## EXERCISE TEXT

What could be framed as right-wing orthodoxy, rooted in the bedrock of Christianity, offers a framework for societal stability and individual flourishing, argues Andrew Wilson.

French Revolution national assembly
Left-wing and right-wing come from the French Revolution

While I am of the opinion that the ideological left-right dichotomy can be viewed as outdated, I am also of the opinion that, if defined correctly, it can add value in the sense of understanding cultural differences and values.

During the French Revolution, the terms ‘left-wing’ and ‘right-wing’ originated from where politicians sat in the Estates-General.

Those who sat on the left generally supported the revolution, including ideas like equality and anti-monarchist sentiments. They wanted changes in the existing social and political order.

On the right side were those who favoured the traditional monarchy and opposed radical changes. They supported maintaining the existing hierarchy and preserving traditional values and institutions.

This seating arrangement laid the foundation for the terms ‘left-wing’ and ‘right-wing’, but, as Nick Hudson argues, they have lost most of their relevance in modern times.


For example, ‘right wing‘ or ‘conservatism‘ might be currently defined as:

  • placing emphasis on tradition and social stability;
  • supporting a society structured in a hierarchical manner;
  • advocating for limited government involvement in economic matters;
  • holding strong to traditional moral and ethical values;
  • giving high priority to national security and maintaining law and order;
  • scepticism towards rapid changes (revolutions) in society; and
  • preferring minimal government intervention.

Meanwhile, ‘left wing‘ and ‘liberalism‘ might be defined as:

  • advocating for social equality and government intervention;
  • supporting individual rights;
  • emphasising the importance of environmental protection;
  • favouring progressive social policies that adapt to changing societal norms;
  • endorsing social welfare;
  • promoting ‘inclusivivity’ and ‘diversity’; and
  • encouraging multilateralism in foreign policy.

However, people generally don’t fall neatly into the above pigeonholes. Instead, there is often overlap. Plus, they are not necessarily opposing constructs.

That being said, patterns exist as a general rule, and they seem to be predictable.

The Christian ethos

The Christian ethos, with its emphasis on personal responsibility, moral integrity, and the sanctity of life, acts as a moral compass.

Traditional family

This isn’t just about a belief system; it’s about maintaining a society where people can live in harmony, bound by a shared set of values and principles.

Consider Orania and KwaSizabantu.

These values are nurtured within the family, which is the cornerstone of civilisation. The family is a holy institution, designed to provide an environment where individuals can grow, learn, and become responsible members of society.

## TASK INSTRUCTIONS
1 – In the article on left- and right-wing politics, what gave rise to the terms "left-wing" and "right-wing" during the French Revolution?
2 – Reproduce word for word the part of the article on left- and right-wing politics starting at "The Christian ethos, with" and ending at "Orania and KwaSizabantu.".

## SUPPLIED ENTRIES

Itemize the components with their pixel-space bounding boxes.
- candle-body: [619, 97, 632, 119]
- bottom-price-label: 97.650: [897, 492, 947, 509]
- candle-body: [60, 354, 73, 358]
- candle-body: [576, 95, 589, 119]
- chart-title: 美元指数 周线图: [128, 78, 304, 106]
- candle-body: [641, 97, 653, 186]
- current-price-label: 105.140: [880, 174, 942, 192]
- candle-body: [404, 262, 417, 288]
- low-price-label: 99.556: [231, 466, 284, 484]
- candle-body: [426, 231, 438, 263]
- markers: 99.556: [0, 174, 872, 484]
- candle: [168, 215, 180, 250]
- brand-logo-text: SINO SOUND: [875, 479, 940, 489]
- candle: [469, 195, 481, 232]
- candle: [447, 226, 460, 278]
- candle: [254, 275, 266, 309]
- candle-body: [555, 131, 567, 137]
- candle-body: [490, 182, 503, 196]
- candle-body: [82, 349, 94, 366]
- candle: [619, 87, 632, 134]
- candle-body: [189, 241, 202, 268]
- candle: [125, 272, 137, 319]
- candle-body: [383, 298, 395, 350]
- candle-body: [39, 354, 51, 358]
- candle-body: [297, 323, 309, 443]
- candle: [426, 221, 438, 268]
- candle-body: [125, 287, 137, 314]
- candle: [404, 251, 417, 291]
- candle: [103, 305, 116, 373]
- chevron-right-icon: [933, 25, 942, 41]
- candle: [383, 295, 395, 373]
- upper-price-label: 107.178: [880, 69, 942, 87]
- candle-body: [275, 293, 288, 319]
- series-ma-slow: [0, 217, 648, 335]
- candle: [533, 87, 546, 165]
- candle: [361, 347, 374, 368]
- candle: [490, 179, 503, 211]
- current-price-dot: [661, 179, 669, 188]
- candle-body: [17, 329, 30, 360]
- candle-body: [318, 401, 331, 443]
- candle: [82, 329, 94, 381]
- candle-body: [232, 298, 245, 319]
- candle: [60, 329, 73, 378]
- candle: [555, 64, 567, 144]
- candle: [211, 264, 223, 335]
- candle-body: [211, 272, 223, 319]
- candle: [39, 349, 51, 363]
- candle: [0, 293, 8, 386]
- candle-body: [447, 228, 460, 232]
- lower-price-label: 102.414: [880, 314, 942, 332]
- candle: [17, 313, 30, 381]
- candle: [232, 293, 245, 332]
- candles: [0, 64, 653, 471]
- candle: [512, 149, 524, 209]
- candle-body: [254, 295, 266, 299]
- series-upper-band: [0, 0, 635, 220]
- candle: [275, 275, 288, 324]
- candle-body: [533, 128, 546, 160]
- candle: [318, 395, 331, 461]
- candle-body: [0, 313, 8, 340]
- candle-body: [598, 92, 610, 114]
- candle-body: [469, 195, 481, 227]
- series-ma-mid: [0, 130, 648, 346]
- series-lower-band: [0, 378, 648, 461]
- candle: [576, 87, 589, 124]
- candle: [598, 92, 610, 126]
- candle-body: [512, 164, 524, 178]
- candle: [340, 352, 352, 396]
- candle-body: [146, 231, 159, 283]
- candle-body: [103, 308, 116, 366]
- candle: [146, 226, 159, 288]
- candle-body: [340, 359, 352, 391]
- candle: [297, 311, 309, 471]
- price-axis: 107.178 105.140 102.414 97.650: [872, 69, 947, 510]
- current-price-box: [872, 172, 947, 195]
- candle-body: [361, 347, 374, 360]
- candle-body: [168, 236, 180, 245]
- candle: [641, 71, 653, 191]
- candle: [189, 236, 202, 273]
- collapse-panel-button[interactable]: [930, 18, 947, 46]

## ANSWER SET
1 – They came from where politicians sat in the Estates-General.

2 –
The Christian ethos, with its emphasis on personal responsibility, moral integrity, and the sanctity of life, acts as a moral compass.

Traditional family

This isn’t just about a belief system; it’s about maintaining a society where people can live in harmony, bound by a shared set of values and principles.

Consider Orania and KwaSizabantu.